→ **DATASET RECORDS**:
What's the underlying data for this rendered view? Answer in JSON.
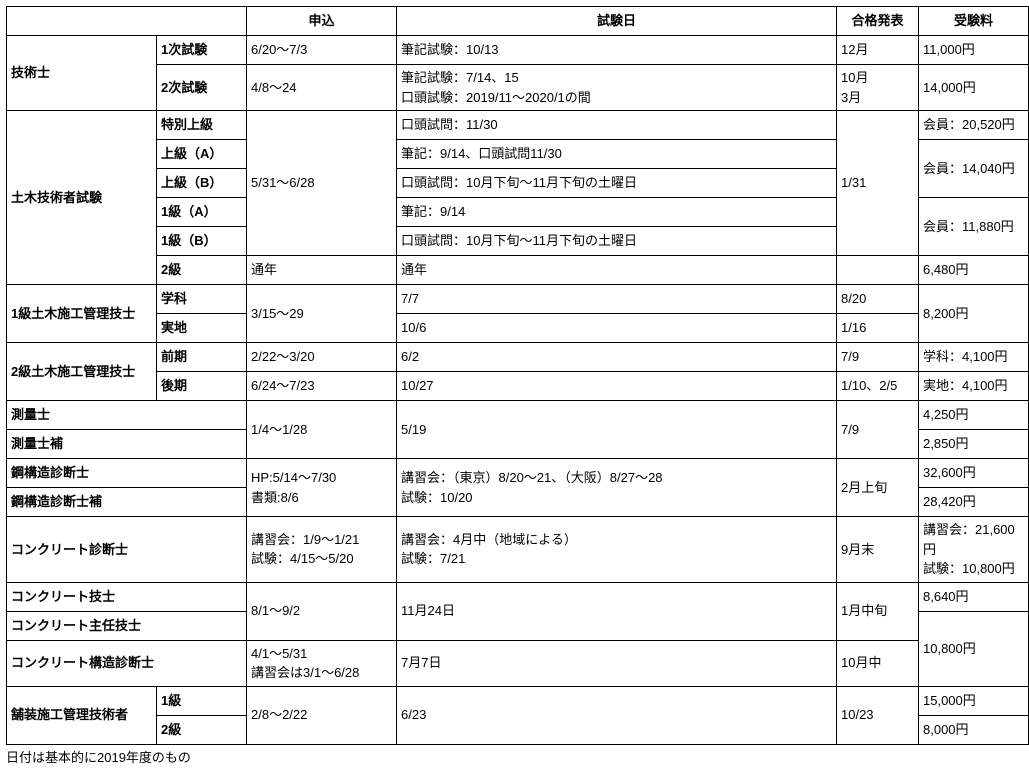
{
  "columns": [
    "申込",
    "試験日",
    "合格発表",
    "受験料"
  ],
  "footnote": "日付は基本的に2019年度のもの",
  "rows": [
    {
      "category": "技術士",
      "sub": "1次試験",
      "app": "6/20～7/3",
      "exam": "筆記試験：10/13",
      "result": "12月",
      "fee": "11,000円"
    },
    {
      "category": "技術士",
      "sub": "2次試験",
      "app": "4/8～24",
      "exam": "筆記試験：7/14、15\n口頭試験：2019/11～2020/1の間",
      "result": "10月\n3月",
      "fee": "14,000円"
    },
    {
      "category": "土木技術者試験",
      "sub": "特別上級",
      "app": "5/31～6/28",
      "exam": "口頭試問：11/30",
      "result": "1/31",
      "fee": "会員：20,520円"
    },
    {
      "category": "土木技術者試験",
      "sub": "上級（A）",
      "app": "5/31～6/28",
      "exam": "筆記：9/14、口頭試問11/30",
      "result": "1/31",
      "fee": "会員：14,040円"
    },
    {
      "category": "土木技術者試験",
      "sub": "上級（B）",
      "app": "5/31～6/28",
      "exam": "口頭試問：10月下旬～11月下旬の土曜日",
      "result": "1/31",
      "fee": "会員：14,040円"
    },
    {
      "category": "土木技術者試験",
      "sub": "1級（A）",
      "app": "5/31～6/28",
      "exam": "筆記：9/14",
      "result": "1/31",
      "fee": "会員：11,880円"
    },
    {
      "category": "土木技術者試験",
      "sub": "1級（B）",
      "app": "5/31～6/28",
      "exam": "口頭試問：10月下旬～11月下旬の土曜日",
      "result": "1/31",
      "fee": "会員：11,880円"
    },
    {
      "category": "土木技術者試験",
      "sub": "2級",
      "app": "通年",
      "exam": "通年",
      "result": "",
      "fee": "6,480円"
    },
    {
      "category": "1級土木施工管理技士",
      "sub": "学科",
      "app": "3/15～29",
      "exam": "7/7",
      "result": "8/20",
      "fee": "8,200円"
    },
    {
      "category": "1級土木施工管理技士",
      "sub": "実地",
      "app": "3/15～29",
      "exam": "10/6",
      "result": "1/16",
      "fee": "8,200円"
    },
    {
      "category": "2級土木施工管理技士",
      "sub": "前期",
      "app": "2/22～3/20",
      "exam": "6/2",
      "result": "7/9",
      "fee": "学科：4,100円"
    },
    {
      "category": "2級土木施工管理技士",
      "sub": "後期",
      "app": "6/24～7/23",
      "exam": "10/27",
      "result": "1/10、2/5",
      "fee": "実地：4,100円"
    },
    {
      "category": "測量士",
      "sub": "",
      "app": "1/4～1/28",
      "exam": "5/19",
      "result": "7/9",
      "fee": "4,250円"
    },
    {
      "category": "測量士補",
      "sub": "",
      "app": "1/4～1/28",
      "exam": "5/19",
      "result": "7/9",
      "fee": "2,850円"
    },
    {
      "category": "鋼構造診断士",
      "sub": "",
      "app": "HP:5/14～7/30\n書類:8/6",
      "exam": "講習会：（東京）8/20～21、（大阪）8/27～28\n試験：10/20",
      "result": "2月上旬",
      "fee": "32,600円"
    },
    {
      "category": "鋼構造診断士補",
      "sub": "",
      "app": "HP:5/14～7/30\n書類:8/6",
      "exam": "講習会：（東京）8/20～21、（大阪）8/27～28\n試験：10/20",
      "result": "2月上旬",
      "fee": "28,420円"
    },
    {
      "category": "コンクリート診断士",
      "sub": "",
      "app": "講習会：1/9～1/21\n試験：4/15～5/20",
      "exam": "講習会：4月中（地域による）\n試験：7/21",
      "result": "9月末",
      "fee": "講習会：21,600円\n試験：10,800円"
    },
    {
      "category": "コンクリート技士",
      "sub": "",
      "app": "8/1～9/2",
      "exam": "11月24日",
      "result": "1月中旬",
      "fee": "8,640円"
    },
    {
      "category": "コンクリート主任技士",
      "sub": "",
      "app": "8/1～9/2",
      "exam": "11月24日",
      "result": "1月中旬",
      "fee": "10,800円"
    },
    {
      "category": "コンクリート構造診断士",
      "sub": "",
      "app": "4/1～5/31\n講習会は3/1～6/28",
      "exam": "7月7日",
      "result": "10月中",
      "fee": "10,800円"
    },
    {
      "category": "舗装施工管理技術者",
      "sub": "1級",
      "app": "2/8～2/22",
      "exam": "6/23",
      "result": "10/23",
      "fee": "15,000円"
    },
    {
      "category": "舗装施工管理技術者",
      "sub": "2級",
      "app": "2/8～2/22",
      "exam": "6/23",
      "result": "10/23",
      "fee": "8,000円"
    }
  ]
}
==
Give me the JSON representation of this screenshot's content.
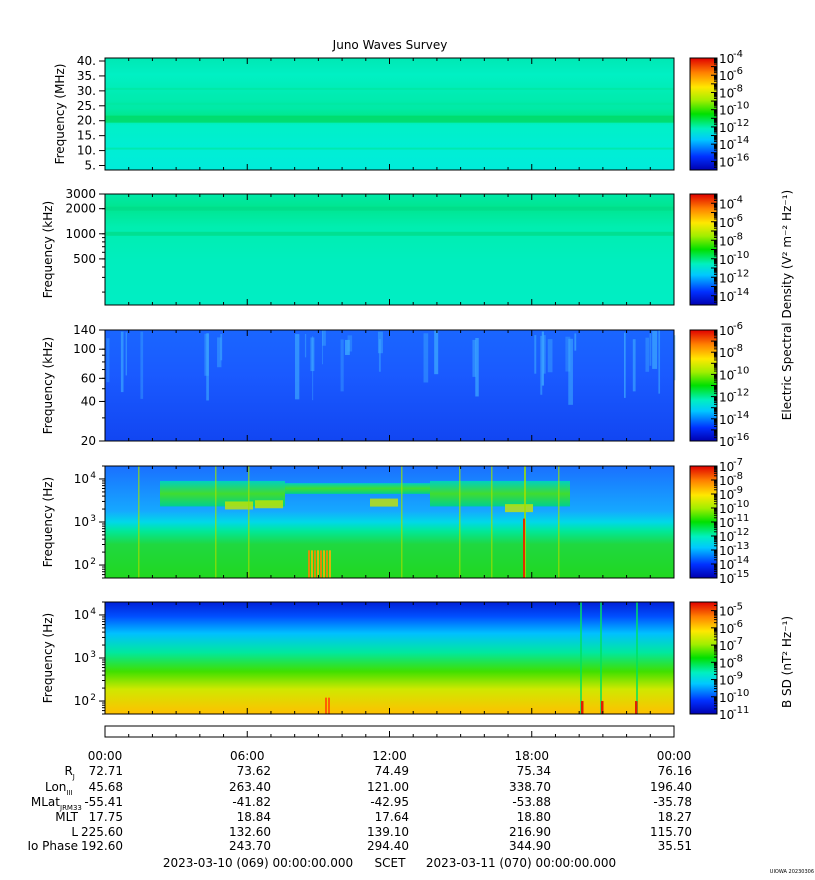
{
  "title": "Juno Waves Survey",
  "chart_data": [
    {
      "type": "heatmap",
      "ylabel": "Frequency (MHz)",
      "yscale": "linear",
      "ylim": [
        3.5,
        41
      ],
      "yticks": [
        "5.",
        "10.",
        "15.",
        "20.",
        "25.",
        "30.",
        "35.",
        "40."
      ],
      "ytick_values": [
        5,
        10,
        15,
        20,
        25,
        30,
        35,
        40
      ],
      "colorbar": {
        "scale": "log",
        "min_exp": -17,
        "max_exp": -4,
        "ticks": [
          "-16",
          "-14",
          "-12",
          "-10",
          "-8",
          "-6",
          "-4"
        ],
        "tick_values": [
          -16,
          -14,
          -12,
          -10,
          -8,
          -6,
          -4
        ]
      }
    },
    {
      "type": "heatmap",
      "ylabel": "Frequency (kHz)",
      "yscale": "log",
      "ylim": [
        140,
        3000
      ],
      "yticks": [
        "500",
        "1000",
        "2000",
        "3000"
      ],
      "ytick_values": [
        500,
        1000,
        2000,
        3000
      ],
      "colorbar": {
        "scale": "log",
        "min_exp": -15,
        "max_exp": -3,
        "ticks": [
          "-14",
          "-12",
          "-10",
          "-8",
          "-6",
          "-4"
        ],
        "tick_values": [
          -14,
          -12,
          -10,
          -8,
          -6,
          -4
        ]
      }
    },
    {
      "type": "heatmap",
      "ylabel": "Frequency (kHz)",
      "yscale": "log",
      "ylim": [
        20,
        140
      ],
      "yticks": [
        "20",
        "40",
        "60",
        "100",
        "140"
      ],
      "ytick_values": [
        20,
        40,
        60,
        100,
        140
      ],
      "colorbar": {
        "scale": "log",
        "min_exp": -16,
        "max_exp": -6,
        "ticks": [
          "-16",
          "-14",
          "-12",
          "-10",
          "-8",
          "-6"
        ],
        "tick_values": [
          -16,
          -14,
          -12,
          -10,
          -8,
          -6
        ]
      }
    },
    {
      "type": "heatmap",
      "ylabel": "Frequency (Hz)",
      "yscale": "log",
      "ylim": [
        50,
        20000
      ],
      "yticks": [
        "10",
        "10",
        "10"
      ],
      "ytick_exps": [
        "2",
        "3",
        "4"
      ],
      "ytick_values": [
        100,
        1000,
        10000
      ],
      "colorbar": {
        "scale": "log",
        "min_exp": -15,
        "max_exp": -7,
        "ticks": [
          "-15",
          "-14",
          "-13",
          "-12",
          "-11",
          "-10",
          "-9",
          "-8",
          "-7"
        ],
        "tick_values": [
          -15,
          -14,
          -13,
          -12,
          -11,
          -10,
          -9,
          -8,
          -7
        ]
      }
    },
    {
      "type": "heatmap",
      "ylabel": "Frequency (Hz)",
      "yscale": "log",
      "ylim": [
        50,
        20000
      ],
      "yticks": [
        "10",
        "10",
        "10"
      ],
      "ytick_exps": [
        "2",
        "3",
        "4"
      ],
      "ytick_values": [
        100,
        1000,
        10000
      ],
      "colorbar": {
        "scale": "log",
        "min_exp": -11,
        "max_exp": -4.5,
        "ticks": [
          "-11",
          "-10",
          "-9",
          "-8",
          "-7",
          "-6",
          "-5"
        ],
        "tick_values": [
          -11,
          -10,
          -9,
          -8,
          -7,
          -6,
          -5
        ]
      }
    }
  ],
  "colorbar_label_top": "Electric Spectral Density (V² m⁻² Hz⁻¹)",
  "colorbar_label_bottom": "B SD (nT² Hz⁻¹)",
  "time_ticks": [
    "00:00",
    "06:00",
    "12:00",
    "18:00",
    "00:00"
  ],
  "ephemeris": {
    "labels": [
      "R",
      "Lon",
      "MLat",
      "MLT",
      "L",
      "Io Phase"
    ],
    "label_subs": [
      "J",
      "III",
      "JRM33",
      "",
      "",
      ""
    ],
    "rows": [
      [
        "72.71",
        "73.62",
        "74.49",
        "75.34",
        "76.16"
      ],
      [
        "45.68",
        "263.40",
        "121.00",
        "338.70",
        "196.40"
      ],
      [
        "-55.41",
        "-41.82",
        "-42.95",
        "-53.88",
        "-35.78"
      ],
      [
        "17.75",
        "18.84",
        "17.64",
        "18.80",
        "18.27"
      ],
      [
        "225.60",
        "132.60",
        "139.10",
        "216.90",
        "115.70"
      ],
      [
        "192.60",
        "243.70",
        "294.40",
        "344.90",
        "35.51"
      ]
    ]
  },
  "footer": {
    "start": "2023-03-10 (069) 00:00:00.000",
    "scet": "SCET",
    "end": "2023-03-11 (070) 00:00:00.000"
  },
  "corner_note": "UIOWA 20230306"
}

→ **DIRECTIVE**: Filter the listing for the word "筆記試験" and copy every line that holds it.

→ **REPLY**:
      "exam": "筆記試験：10/13",
      "exam": "筆記試験：7/14、15\n口頭試験：2019/11～2020/1の間",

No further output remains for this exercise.